* start *

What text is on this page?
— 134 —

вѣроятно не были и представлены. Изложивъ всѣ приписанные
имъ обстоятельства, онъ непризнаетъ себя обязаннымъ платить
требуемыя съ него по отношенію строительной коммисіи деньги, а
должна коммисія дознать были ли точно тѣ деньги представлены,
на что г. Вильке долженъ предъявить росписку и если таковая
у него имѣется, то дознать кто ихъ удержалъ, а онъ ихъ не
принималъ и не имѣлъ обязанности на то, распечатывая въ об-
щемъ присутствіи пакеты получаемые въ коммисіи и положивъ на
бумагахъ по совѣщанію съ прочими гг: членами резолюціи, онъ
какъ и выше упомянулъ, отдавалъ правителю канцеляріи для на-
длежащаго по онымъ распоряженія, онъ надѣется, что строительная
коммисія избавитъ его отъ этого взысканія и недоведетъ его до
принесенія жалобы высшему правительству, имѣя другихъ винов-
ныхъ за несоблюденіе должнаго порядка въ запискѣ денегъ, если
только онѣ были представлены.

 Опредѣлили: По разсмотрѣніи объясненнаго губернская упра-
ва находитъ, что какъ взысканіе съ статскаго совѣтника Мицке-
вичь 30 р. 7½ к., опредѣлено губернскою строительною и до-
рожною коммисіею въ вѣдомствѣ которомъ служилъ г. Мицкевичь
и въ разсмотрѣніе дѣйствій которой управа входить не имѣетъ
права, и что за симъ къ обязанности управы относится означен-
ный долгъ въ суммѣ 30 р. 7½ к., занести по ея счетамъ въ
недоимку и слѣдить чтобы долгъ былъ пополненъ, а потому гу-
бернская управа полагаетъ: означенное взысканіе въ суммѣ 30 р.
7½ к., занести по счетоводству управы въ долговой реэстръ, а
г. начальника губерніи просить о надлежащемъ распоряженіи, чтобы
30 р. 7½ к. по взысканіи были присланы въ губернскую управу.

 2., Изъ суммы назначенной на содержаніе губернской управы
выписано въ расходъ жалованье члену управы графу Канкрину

* end *
* start *

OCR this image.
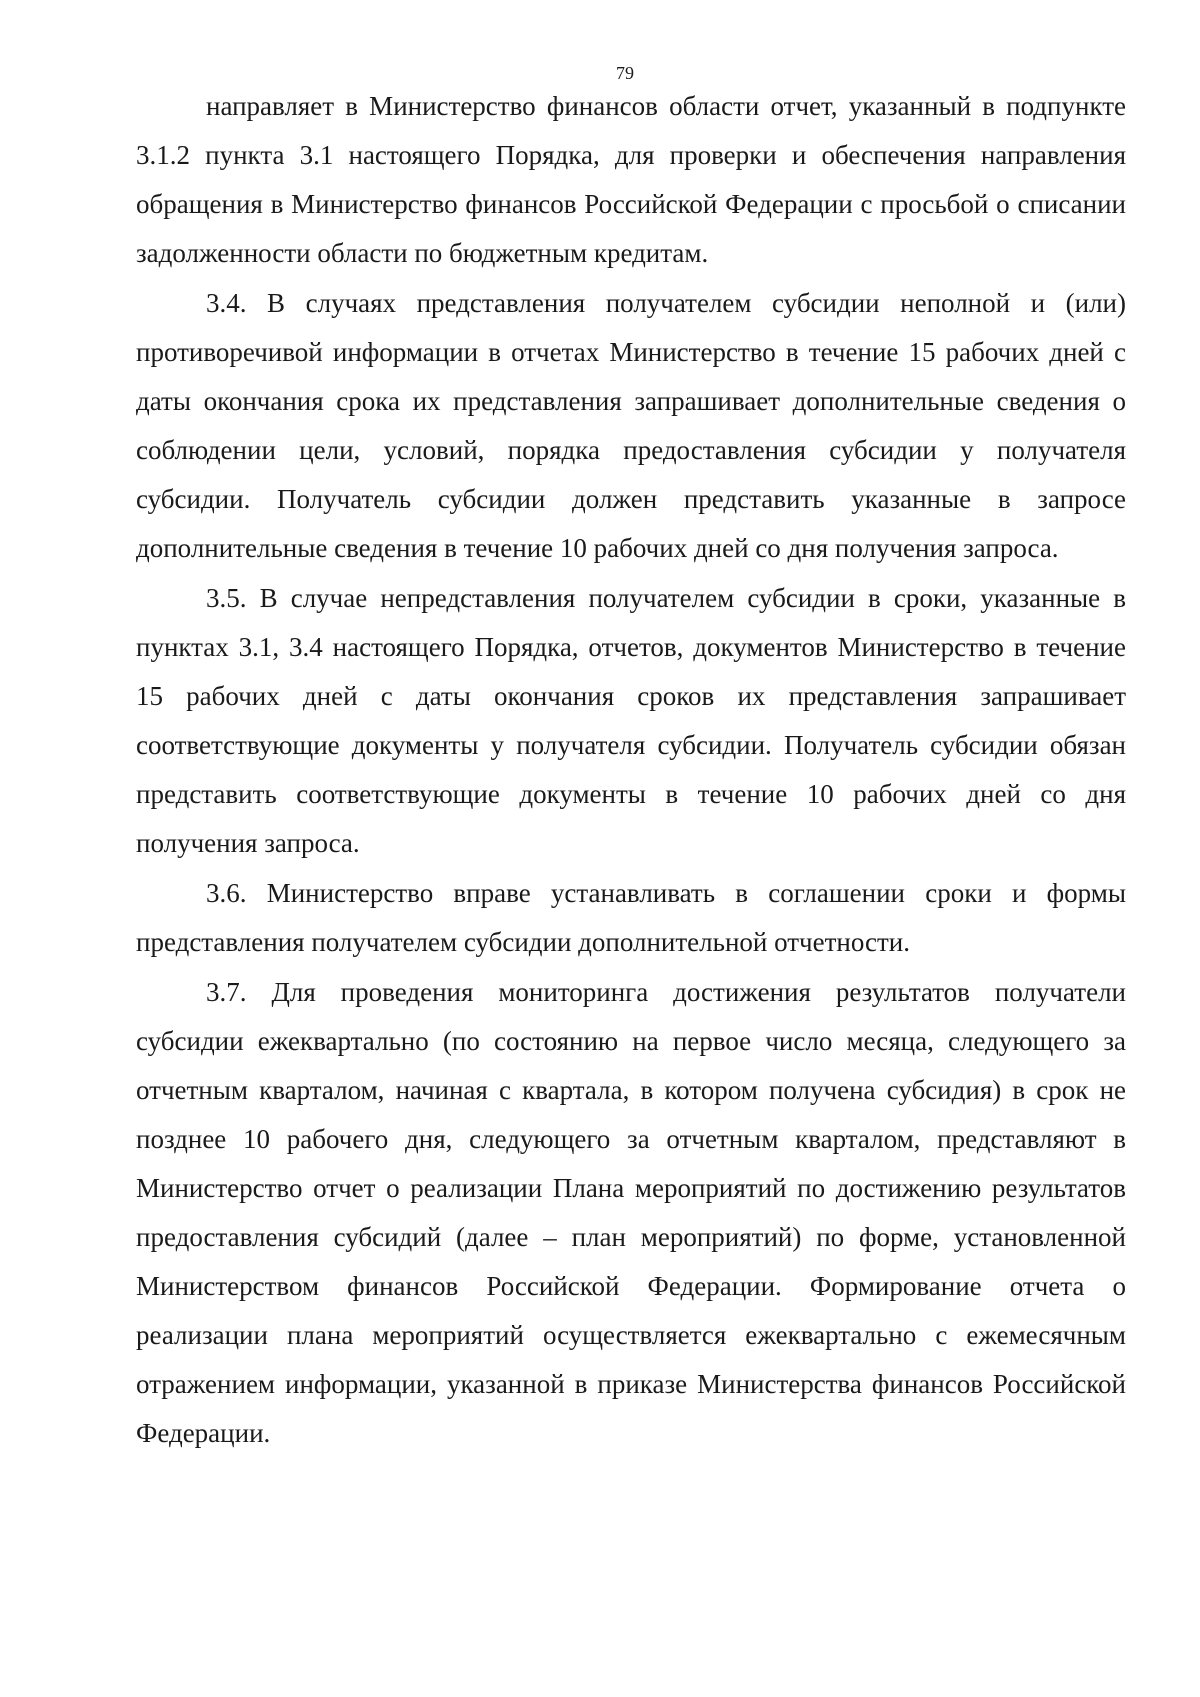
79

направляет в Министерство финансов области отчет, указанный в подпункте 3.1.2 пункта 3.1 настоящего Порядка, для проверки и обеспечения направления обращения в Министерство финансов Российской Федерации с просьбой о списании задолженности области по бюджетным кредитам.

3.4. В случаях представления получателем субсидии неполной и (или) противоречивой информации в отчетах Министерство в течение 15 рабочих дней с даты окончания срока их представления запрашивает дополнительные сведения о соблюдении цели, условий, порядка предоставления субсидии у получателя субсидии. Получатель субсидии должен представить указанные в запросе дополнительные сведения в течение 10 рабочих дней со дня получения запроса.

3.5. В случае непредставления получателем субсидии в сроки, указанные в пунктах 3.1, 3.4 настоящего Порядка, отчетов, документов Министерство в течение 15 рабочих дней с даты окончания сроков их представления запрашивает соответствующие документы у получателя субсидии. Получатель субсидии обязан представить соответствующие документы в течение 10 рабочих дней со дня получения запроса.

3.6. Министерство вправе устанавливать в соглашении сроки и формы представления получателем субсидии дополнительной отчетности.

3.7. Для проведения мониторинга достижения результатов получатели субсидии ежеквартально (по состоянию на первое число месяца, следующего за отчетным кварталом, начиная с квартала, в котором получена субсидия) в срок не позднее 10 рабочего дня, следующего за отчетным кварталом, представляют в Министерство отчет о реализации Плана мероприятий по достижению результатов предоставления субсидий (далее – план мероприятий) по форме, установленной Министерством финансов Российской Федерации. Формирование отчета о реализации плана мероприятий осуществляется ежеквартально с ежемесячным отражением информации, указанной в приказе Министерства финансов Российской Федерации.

* end *

_Given instruction_. State the number of lines in the records that contain the string "какъ", and nothing more.

_Answer below_. 2